_Requirements_. Every line of the records below should be restated exactly.

_Listing_.
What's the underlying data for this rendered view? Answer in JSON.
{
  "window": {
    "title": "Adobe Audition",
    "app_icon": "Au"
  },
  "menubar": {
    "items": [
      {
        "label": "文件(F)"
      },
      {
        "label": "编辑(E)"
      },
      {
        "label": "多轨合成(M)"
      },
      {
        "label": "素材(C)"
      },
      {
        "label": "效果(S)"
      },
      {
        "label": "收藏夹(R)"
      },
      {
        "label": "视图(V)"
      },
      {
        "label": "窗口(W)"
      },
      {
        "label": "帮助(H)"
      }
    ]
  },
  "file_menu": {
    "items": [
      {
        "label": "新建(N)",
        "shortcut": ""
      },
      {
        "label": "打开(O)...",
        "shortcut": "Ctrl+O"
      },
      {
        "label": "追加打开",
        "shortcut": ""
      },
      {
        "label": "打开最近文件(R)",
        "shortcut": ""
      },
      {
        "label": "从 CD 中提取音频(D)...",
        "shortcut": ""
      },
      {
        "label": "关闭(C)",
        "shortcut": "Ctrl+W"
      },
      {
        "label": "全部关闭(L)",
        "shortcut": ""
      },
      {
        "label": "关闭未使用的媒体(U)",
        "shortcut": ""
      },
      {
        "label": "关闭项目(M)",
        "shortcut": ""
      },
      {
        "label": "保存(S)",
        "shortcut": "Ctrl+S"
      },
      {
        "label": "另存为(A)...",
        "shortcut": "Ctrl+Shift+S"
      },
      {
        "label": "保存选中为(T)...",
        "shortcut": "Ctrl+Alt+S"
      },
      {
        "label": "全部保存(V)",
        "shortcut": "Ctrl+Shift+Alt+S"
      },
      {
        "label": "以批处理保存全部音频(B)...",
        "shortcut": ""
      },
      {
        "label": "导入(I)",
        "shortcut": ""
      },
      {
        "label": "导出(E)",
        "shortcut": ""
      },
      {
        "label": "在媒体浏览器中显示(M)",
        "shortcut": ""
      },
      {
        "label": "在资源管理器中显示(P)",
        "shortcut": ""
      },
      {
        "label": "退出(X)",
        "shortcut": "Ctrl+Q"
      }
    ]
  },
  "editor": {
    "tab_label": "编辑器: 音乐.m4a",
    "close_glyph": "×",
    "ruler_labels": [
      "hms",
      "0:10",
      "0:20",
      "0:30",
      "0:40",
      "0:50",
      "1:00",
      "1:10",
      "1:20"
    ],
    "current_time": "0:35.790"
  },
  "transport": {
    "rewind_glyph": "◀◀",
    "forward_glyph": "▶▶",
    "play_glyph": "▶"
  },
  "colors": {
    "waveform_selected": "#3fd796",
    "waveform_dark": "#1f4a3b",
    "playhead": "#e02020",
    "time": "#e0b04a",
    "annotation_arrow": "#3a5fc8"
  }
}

_Solution for this task_.
What's the underlying data for this rendered view? Answer in JSON.
{
  "window": {
    "title": "Adobe Audition",
    "app_icon": "Au"
  },
  "menubar": {
    "items": [
      {
        "label": "文件(F)"
      },
      {
        "label": "编辑(E)"
      },
      {
        "label": "多轨合成(M)"
      },
      {
        "label": "素材(C)"
      },
      {
        "label": "效果(S)"
      },
      {
        "label": "收藏夹(R)"
      },
      {
        "label": "视图(V)"
      },
      {
        "label": "窗口(W)"
      },
      {
        "label": "帮助(H)"
      }
    ]
  },
  "file_menu": {
    "items": [
      {
        "label": "新建(N)",
        "shortcut": ""
      },
      {
        "label": "打开(O)...",
        "shortcut": "Ctrl+O"
      },
      {
        "label": "追加打开",
        "shortcut": ""
      },
      {
        "label": "打开最近文件(R)",
        "shortcut": ""
      },
      {
        "label": "从 CD 中提取音频(D)...",
        "shortcut": ""
      },
      {
        "label": "关闭(C)",
        "shortcut": "Ctrl+W"
      },
      {
        "label": "全部关闭(L)",
        "shortcut": ""
      },
      {
        "label": "关闭未使用的媒体(U)",
        "shortcut": ""
      },
      {
        "label": "关闭项目(M)",
        "shortcut": ""
      },
      {
        "label": "保存(S)",
        "shortcut": "Ctrl+S"
      },
      {
        "label": "另存为(A)...",
        "shortcut": "Ctrl+Shift+S"
      },
      {
        "label": "保存选中为(T)...",
        "shortcut": "Ctrl+Alt+S"
      },
      {
        "label": "全部保存(V)",
        "shortcut": "Ctrl+Shift+Alt+S"
      },
      {
        "label": "以批处理保存全部音频(B)...",
        "shortcut": ""
      },
      {
        "label": "导入(I)",
        "shortcut": ""
      },
      {
        "label": "导出(E)",
        "shortcut": ""
      },
      {
        "label": "在媒体浏览器中显示(M)",
        "shortcut": ""
      },
      {
        "label": "在资源管理器中显示(P)",
        "shortcut": ""
      },
      {
        "label": "退出(X)",
        "shortcut": "Ctrl+Q"
      }
    ]
  },
  "editor": {
    "tab_label": "编辑器: 音乐.m4a",
    "close_glyph": "×",
    "ruler_labels": [
      "hms",
      "0:10",
      "0:20",
      "0:30",
      "0:40",
      "0:50",
      "1:00",
      "1:10",
      "1:20"
    ],
    "current_time": "0:35.790"
  },
  "transport": {
    "rewind_glyph": "◀◀",
    "forward_glyph": "▶▶",
    "play_glyph": "▶"
  },
  "colors": {
    "waveform_selected": "#3fd796",
    "waveform_dark": "#1f4a3b",
    "playhead": "#e02020",
    "time": "#e0b04a",
    "annotation_arrow": "#3a5fc8"
  }
}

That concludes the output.